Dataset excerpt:
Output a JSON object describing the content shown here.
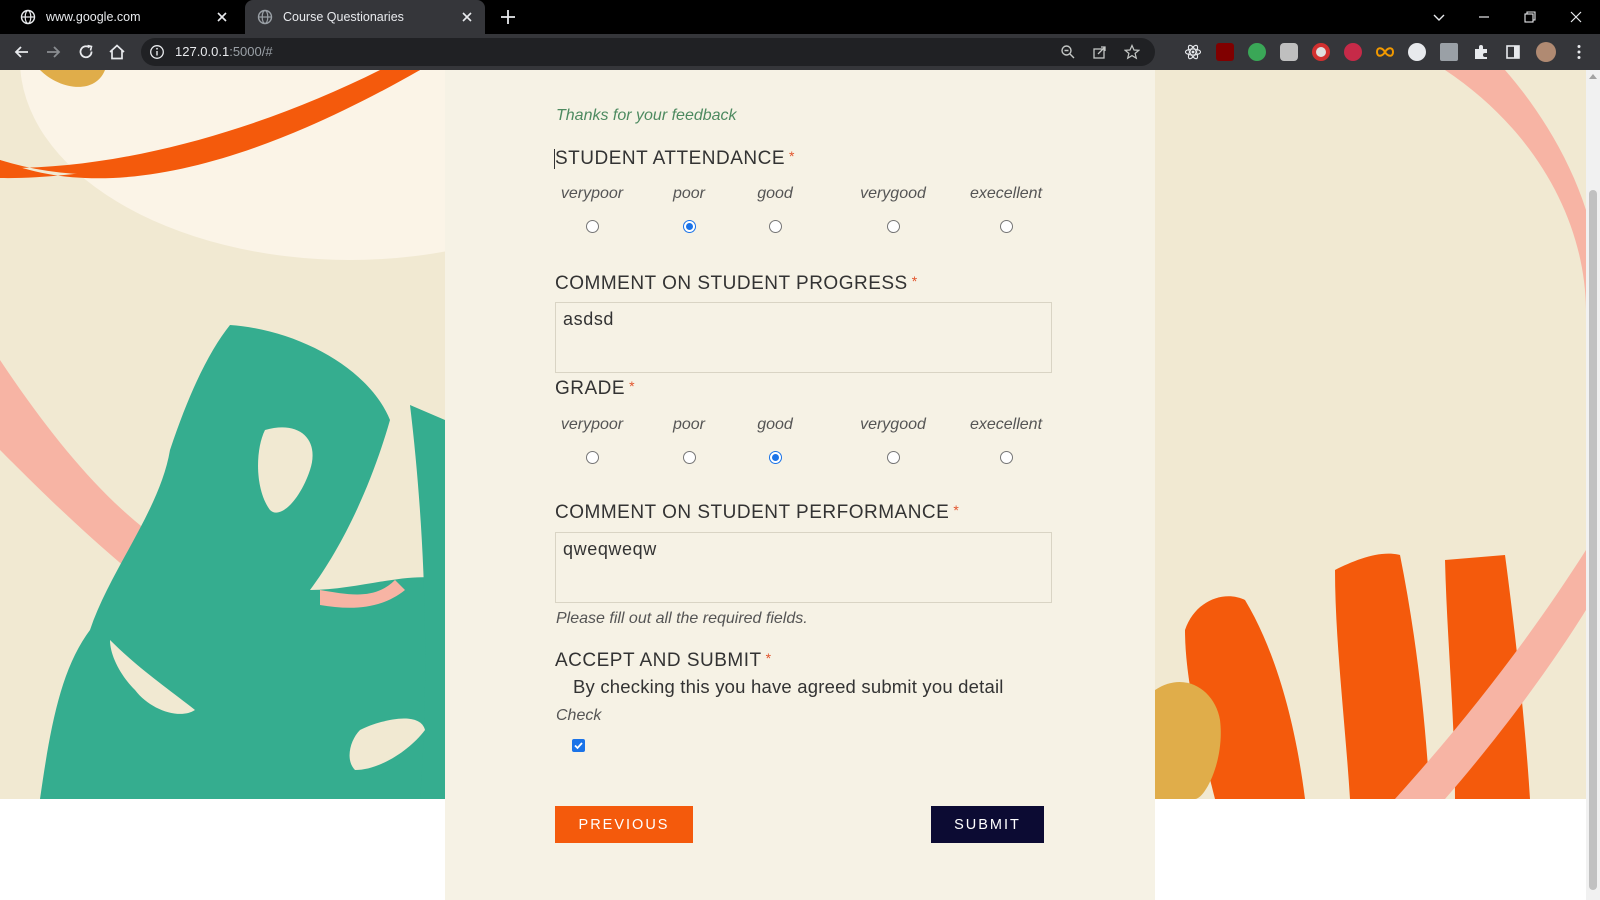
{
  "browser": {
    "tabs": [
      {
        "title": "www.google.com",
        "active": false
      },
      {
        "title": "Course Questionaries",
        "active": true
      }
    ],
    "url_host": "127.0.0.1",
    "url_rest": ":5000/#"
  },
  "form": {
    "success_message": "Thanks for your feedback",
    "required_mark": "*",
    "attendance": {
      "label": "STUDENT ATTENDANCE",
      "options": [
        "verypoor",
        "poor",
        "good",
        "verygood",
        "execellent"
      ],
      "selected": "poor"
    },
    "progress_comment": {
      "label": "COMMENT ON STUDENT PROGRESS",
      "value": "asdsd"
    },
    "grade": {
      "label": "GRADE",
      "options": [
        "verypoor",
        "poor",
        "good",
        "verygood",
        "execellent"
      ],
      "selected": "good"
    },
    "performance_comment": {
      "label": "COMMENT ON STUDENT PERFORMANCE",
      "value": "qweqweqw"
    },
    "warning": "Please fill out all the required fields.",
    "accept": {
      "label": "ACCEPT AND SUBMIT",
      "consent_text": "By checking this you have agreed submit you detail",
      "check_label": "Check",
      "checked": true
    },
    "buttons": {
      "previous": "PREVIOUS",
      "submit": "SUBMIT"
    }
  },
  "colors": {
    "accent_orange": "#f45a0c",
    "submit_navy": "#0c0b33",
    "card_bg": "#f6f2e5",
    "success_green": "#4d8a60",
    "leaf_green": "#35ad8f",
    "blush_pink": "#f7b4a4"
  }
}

◆ SHORT EXERCISE: Every record must be copied exactly, with the pictures left out.

◆ REPLY:
Output a JSON object describing the content shown here.
{
  "browser": {
    "tabs": [
      {
        "title": "www.google.com",
        "active": false
      },
      {
        "title": "Course Questionaries",
        "active": true
      }
    ],
    "url_host": "127.0.0.1",
    "url_rest": ":5000/#"
  },
  "form": {
    "success_message": "Thanks for your feedback",
    "required_mark": "*",
    "attendance": {
      "label": "STUDENT ATTENDANCE",
      "options": [
        "verypoor",
        "poor",
        "good",
        "verygood",
        "execellent"
      ],
      "selected": "poor"
    },
    "progress_comment": {
      "label": "COMMENT ON STUDENT PROGRESS",
      "value": "asdsd"
    },
    "grade": {
      "label": "GRADE",
      "options": [
        "verypoor",
        "poor",
        "good",
        "verygood",
        "execellent"
      ],
      "selected": "good"
    },
    "performance_comment": {
      "label": "COMMENT ON STUDENT PERFORMANCE",
      "value": "qweqweqw"
    },
    "warning": "Please fill out all the required fields.",
    "accept": {
      "label": "ACCEPT AND SUBMIT",
      "consent_text": "By checking this you have agreed submit you detail",
      "check_label": "Check",
      "checked": true
    },
    "buttons": {
      "previous": "PREVIOUS",
      "submit": "SUBMIT"
    }
  },
  "colors": {
    "accent_orange": "#f45a0c",
    "submit_navy": "#0c0b33",
    "card_bg": "#f6f2e5",
    "success_green": "#4d8a60",
    "leaf_green": "#35ad8f",
    "blush_pink": "#f7b4a4"
  }
}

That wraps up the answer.